Daftar tugas:
1: Sebutkan semua bentuk pelayanan jasa lembaga keuangan yang disebut dalam teks tentang bank syariah di bawah.
2: Sambung teks tentang bank syariah di bawah, mulai setelah kalimat terakhirnya.

Maka secara jelas dapatlah kita ketahui perbezaan bank syariah dan bank Konvensional, (lihat Tabel 1) .

Perbedaan Bank Syariah dan Bank Konvensional
No Perbedaan Bank Syariah Bank Konvensional
1 Falsafah Tidak berdasarkan bunga, spekulasi, dan ketidakjelasan Berdasarkan bunga
2 Operasional • Dana masyarakat berupa titipan dan investasi yang baru akan mendapatkan hasil jika ’diusahakan’ terlebih dahulu.

• Penyaluran pada usaha yang halal dan menguntungkan. • Dana masyarakat berupa simpanan yang harus dibayar bunganya pada saat jatuh tempo.

• Penyaluran pada sektor yang menguntungkan, aspek halal tidak menjadi pertimbangan utama.
3 Aspek Sosial Dinyatakan secara eksplisit dan tegas yang tertuang dalam misi dan visi organisasi Tidak diketahui secara tegas
4 Organisasi Harus memiliki Dewan Pengawas Syariah Tidak memiliki Dewan Pengawas Syariah


I. Keistimewaan Bank Syari’ah dari Lembaga Keuangan lainya
Bank muamalat atau bank Islam adalah lembaga keuangan yang usaha pokoknya memberikan kredit dan jasa-jasa lalu lintas pembayaran serta peredaran uang yang pengoperasiannya disesuaikan dengan prinsip-prinsip syariah Islam. Kenyataan di masyarakat, mungkin terdapat kesimpangsiuran mengenai pemahaman tentang pengertian lembaga keuangan dengan bank muamalat. Lembaga keuangan dapat dikatakan sebagai badan usaha yang kekayaannya terutama dalam bentuk asset keuangan atau tagihan (claim) serta asset non finansial atau asset riil dan memberikan pelayanan jasa dalam bentuk skim tabungan (depositori), proteksi asuransi, program pensiun, dan penyediaan sistem pembayaran melalui mekanisme transfer dana.

Cuplikan data:

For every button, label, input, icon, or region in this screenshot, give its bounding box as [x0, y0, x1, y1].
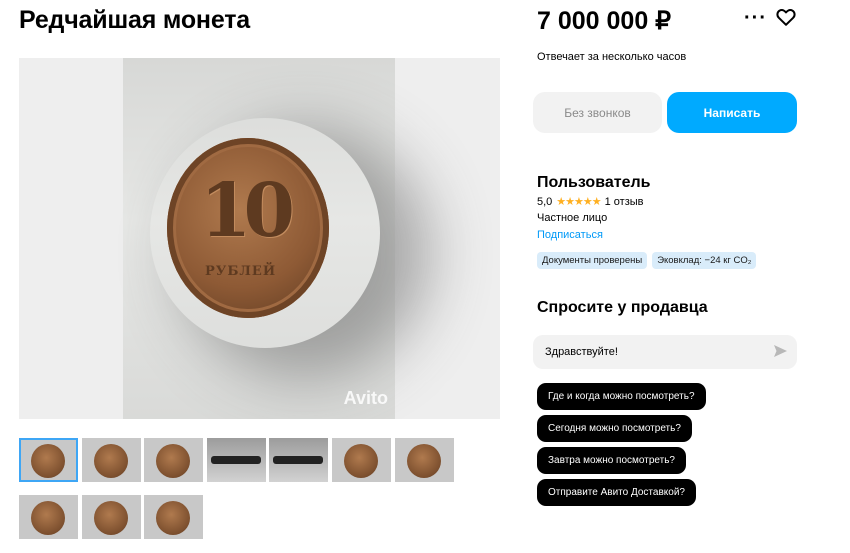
price: 7 000 000 ₽	[537, 7, 672, 35]
thumbnail[interactable]	[144, 495, 203, 539]
eco-contribution-badge: Эковклад: −24 кг CO₂	[652, 252, 757, 269]
coin-denomination: 10	[200, 168, 295, 254]
thumbnail[interactable]	[82, 438, 141, 482]
rating-value: 5,0	[537, 195, 553, 208]
main-photo[interactable]: 10 РУБЛЕЙ Avito	[19, 58, 500, 419]
no-calls-button[interactable]: Без звонков	[533, 92, 662, 133]
message-input[interactable]	[533, 335, 797, 369]
documents-verified-badge: Документы проверены	[537, 252, 648, 269]
quick-question-button[interactable]: Где и когда можно посмотреть?	[537, 383, 706, 410]
heart-icon[interactable]	[775, 6, 797, 28]
send-icon[interactable]	[772, 343, 788, 359]
thumbnail[interactable]	[395, 438, 454, 482]
seller-type: Частное лицо	[537, 212, 608, 224]
rating-stars: ★★★★★	[556, 196, 601, 208]
thumbnail[interactable]	[269, 438, 328, 482]
reviews-link[interactable]: 1 отзыв	[605, 196, 644, 208]
thumbnail[interactable]	[19, 438, 78, 482]
seller-name[interactable]: Пользователь	[537, 174, 650, 192]
thumbnail[interactable]	[207, 438, 266, 482]
quick-question-button[interactable]: Отправите Авито Доставкой?	[537, 479, 696, 506]
avito-watermark: Avito	[343, 388, 388, 408]
thumbnail[interactable]	[332, 438, 391, 482]
thumbnail[interactable]	[144, 438, 203, 482]
listing-title: Редчайшая монета	[19, 6, 250, 34]
response-time: Отвечает за несколько часов	[537, 51, 687, 63]
seller-rating: 5,0 ★★★★★ 1 отзыв	[537, 195, 644, 209]
thumbnail[interactable]	[82, 495, 141, 539]
more-options-icon[interactable]: ···	[744, 7, 767, 30]
ask-seller-title: Спросите у продавца	[537, 299, 708, 316]
seller-badges: Документы проверены Эковклад: −24 кг CO₂	[537, 252, 757, 269]
write-message-button[interactable]: Написать	[667, 92, 797, 133]
subscribe-link[interactable]: Подписаться	[537, 229, 603, 241]
thumbnail[interactable]	[19, 495, 78, 539]
coin-legend: РУБЛЕЙ	[205, 264, 277, 279]
coin-image: 10 РУБЛЕЙ	[167, 138, 329, 318]
quick-question-button[interactable]: Завтра можно посмотреть?	[537, 447, 686, 474]
quick-question-button[interactable]: Сегодня можно посмотреть?	[537, 415, 692, 442]
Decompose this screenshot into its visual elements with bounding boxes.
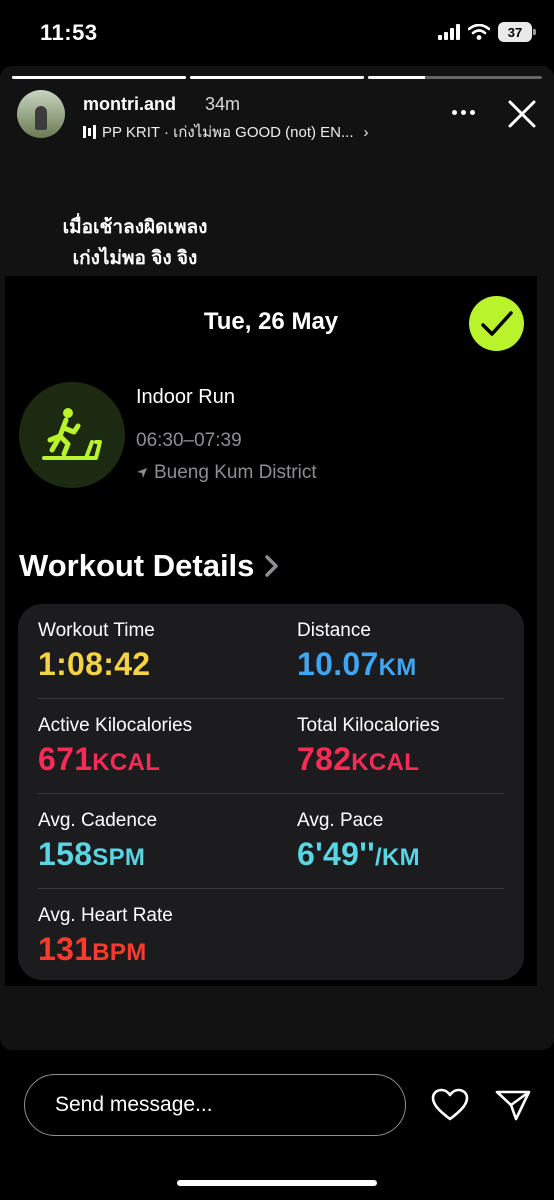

Jawaban:
1:
- skim tabungan (depositori)
- proteksi asuransi
- program pensiun
- penyediaan sistem pembayaran melalui mekanisme transfer dana

2:
Jika dilihat dari dua pengertian diatas, antara lembaga keuangan dengan bank muamalat memiliki persamaan yaitu sebagai badan usaha yang bergerak dalam bidang pengelolaan keuangan dan pendanaan maupun investasi. Pernyataan ini diperkuat oleh Peraturan Pemerintah No. 70 tahun 1992, tentang perubahan lembaga keuangan bukan bank (LKBB) menjadi bank umum. Bank umum menurut UU No. 7 Tahun 1992, disamping melakukan kegiatan usaha secara konvensional dapat juga melakukan kegiatan usaha berdasarkan prinsip syariah. Pendiri lebih menyukai bentuk lembaga keuangan, mungkin karena lapangan maupun orientasi usahanya masih dalam lingkup yang kecil. Sedangkan pendirian sebuah bank, memerlukan capital adequacy ratio (CAR) 8% berdasarkan rasio kecukupan modal perbankan. Pada dasarnya lembaga keuangan, bank konvensional, maupun bank Islam (bank Muamalat) merupakan bagian dari manajemen keuangan modern.
Lembaga keuangan syariah maupun bank Muamalat, sebagai lembaga keuangan Islam dan alternatif pengganti bank-bank konvensional memiliki ciri-ciri keistimewaan sebagai berikut :
1. Adanya kesamaan ikatan emosional yang kuat antara pemegang saham, pengelola bank dan nasabahnya.
2. Diterapkannya sistem bagi hasil sebagai pengganti bunga, sehingga akan berdampak positif dalam menekan cost push inflation dan persaingan antar bank.
3. Tersedianya fasilitas kredit kebaikan (Al-Qardhul Hasan) yang diberikan secara Cuma-Cuma
4. Konsep (build in concept) dengan berorientasi pada kebersamaan:
a. Mendorong kegiatan investasi dan menghambat simpanan yang tidak produktif melalui sistem operasi profit and loss sharing.
b. Memerangi kemiskinan dengan membina golongan ekonomi lemah dan tertindas, melalui bantuan hibah yang dilakukan bank secara produktif.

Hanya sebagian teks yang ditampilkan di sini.